▶ **Exercise details**
Copy the records below exactly, leaving out any pictures.

─── Given records ───

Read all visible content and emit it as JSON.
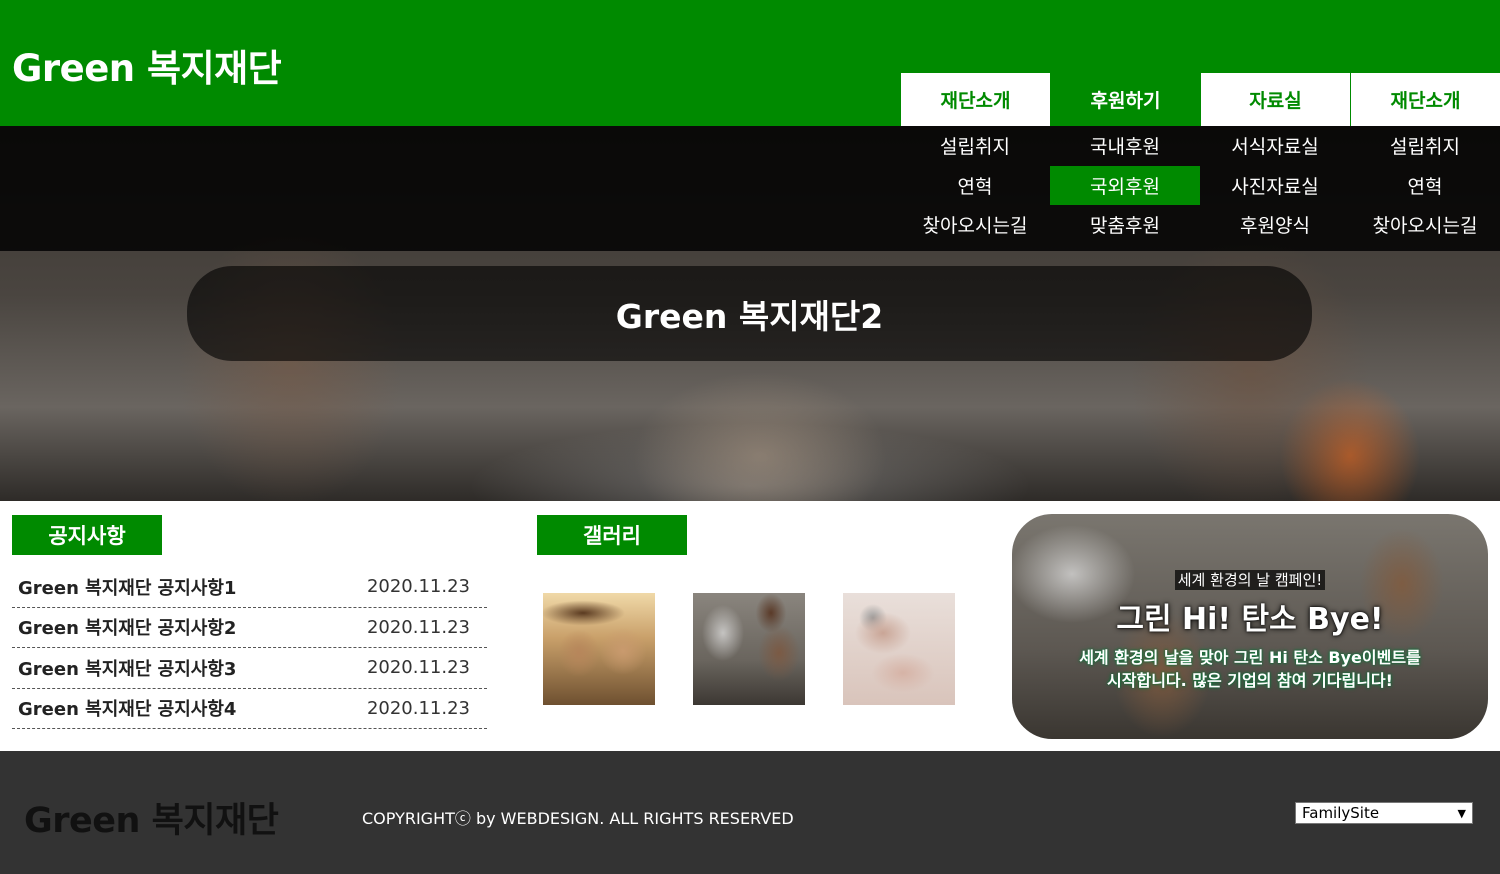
{
  "header": {
    "logo": "Green 복지재단"
  },
  "nav": [
    {
      "label": "재단소개",
      "active": false
    },
    {
      "label": "후원하기",
      "active": true
    },
    {
      "label": "자료실",
      "active": false
    },
    {
      "label": "재단소개",
      "active": false
    }
  ],
  "submenu": [
    [
      "설립취지",
      "연혁",
      "찾아오시는길"
    ],
    [
      "국내후원",
      "국외후원",
      "맞춤후원"
    ],
    [
      "서식자료실",
      "사진자료실",
      "후원양식"
    ],
    [
      "설립취지",
      "연혁",
      "찾아오시는길"
    ]
  ],
  "submenu_active": "국외후원",
  "hero": {
    "title": "Green 복지재단2"
  },
  "notice": {
    "heading": "공지사항",
    "items": [
      {
        "title": "Green 복지재단 공지사항1",
        "date": "2020.11.23"
      },
      {
        "title": "Green 복지재단 공지사항2",
        "date": "2020.11.23"
      },
      {
        "title": "Green 복지재단 공지사항3",
        "date": "2020.11.23"
      },
      {
        "title": "Green 복지재단 공지사항4",
        "date": "2020.11.23"
      }
    ]
  },
  "gallery": {
    "heading": "갤러리"
  },
  "campaign": {
    "tag": "세계 환경의 날 캠페인!",
    "title": "그린 Hi! 탄소 Bye!",
    "desc_line1": "세계 환경의 날을 맞아 그린 Hi 탄소 Bye이벤트를",
    "desc_line2": "시작합니다. 많은 기업의 참여 기다립니다!"
  },
  "footer": {
    "logo": "Green 복지재단",
    "copyright": "COPYRIGHTⓒ by WEBDESIGN. ALL RIGHTS RESERVED",
    "family_site": "FamilySite"
  },
  "colors": {
    "brand_green": "#008a00",
    "footer_bg": "#333333"
  }
}
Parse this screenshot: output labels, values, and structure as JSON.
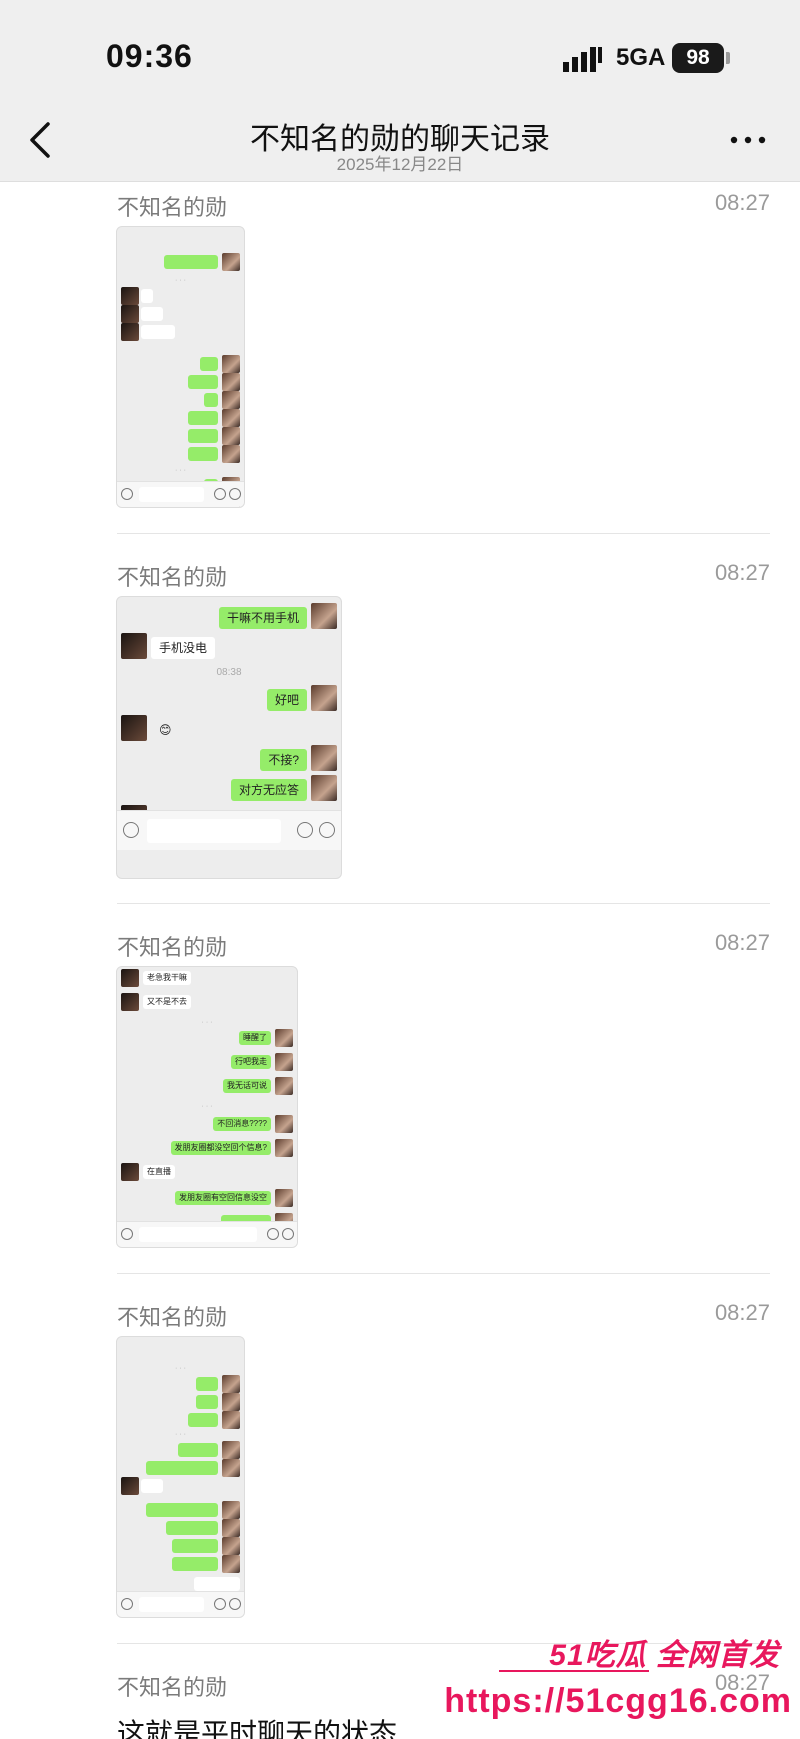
{
  "status": {
    "time": "09:36",
    "network": "5GA",
    "battery": "98"
  },
  "nav": {
    "title": "不知名的勋的聊天记录",
    "subtitle": "2025年12月22日"
  },
  "messages": [
    {
      "sender": "不知名的勋",
      "time": "08:27",
      "type": "image"
    },
    {
      "sender": "不知名的勋",
      "time": "08:27",
      "type": "image"
    },
    {
      "sender": "不知名的勋",
      "time": "08:27",
      "type": "image"
    },
    {
      "sender": "不知名的勋",
      "time": "08:27",
      "type": "image"
    },
    {
      "sender": "不知名的勋",
      "time": "08:27",
      "type": "text",
      "text": "这就是平时聊天的状态"
    }
  ],
  "screenshot2": {
    "bubbles": [
      "干嘛不用手机",
      "手机没电",
      "好吧",
      "不接?",
      "对方无应答",
      "?"
    ],
    "divider": "08:38"
  },
  "screenshot3": {
    "bubbles": [
      "老急我干嘛",
      "又不是不去",
      "睡醒了",
      "行吧我走",
      "我无话可说",
      "不回消息????",
      "发朋友圈都没空回个信息?",
      "在直播",
      "发朋友圈有空回信息没空"
    ]
  },
  "watermark": {
    "brand": "51吃瓜 全网首发",
    "url": "https://51cgg16.com"
  }
}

───

▶ **Solved problem**
Read all visible content and emit it as JSON.
{
  "header": {
    "logo": "Green 복지재단"
  },
  "nav": [
    {
      "label": "재단소개",
      "active": false
    },
    {
      "label": "후원하기",
      "active": true
    },
    {
      "label": "자료실",
      "active": false
    },
    {
      "label": "재단소개",
      "active": false
    }
  ],
  "submenu": [
    [
      "설립취지",
      "연혁",
      "찾아오시는길"
    ],
    [
      "국내후원",
      "국외후원",
      "맞춤후원"
    ],
    [
      "서식자료실",
      "사진자료실",
      "후원양식"
    ],
    [
      "설립취지",
      "연혁",
      "찾아오시는길"
    ]
  ],
  "submenu_active": "국외후원",
  "hero": {
    "title": "Green 복지재단2"
  },
  "notice": {
    "heading": "공지사항",
    "items": [
      {
        "title": "Green 복지재단 공지사항1",
        "date": "2020.11.23"
      },
      {
        "title": "Green 복지재단 공지사항2",
        "date": "2020.11.23"
      },
      {
        "title": "Green 복지재단 공지사항3",
        "date": "2020.11.23"
      },
      {
        "title": "Green 복지재단 공지사항4",
        "date": "2020.11.23"
      }
    ]
  },
  "gallery": {
    "heading": "갤러리"
  },
  "campaign": {
    "tag": "세계 환경의 날 캠페인!",
    "title": "그린 Hi! 탄소 Bye!",
    "desc_line1": "세계 환경의 날을 맞아 그린 Hi 탄소 Bye이벤트를",
    "desc_line2": "시작합니다. 많은 기업의 참여 기다립니다!"
  },
  "footer": {
    "logo": "Green 복지재단",
    "copyright": "COPYRIGHTⓒ by WEBDESIGN. ALL RIGHTS RESERVED",
    "family_site": "FamilySite"
  },
  "colors": {
    "brand_green": "#008a00",
    "footer_bg": "#333333"
  }
}
Parse this screenshot: output labels, values, and structure as JSON.
{
  "status": {
    "time": "09:36",
    "network": "5GA",
    "battery": "98"
  },
  "nav": {
    "title": "不知名的勋的聊天记录",
    "subtitle": "2025年12月22日"
  },
  "messages": [
    {
      "sender": "不知名的勋",
      "time": "08:27",
      "type": "image"
    },
    {
      "sender": "不知名的勋",
      "time": "08:27",
      "type": "image"
    },
    {
      "sender": "不知名的勋",
      "time": "08:27",
      "type": "image"
    },
    {
      "sender": "不知名的勋",
      "time": "08:27",
      "type": "image"
    },
    {
      "sender": "不知名的勋",
      "time": "08:27",
      "type": "text",
      "text": "这就是平时聊天的状态"
    }
  ],
  "screenshot2": {
    "bubbles": [
      "干嘛不用手机",
      "手机没电",
      "好吧",
      "不接?",
      "对方无应答",
      "?"
    ],
    "divider": "08:38"
  },
  "screenshot3": {
    "bubbles": [
      "老急我干嘛",
      "又不是不去",
      "睡醒了",
      "行吧我走",
      "我无话可说",
      "不回消息????",
      "发朋友圈都没空回个信息?",
      "在直播",
      "发朋友圈有空回信息没空"
    ]
  },
  "watermark": {
    "brand": "51吃瓜 全网首发",
    "url": "https://51cgg16.com"
  }
}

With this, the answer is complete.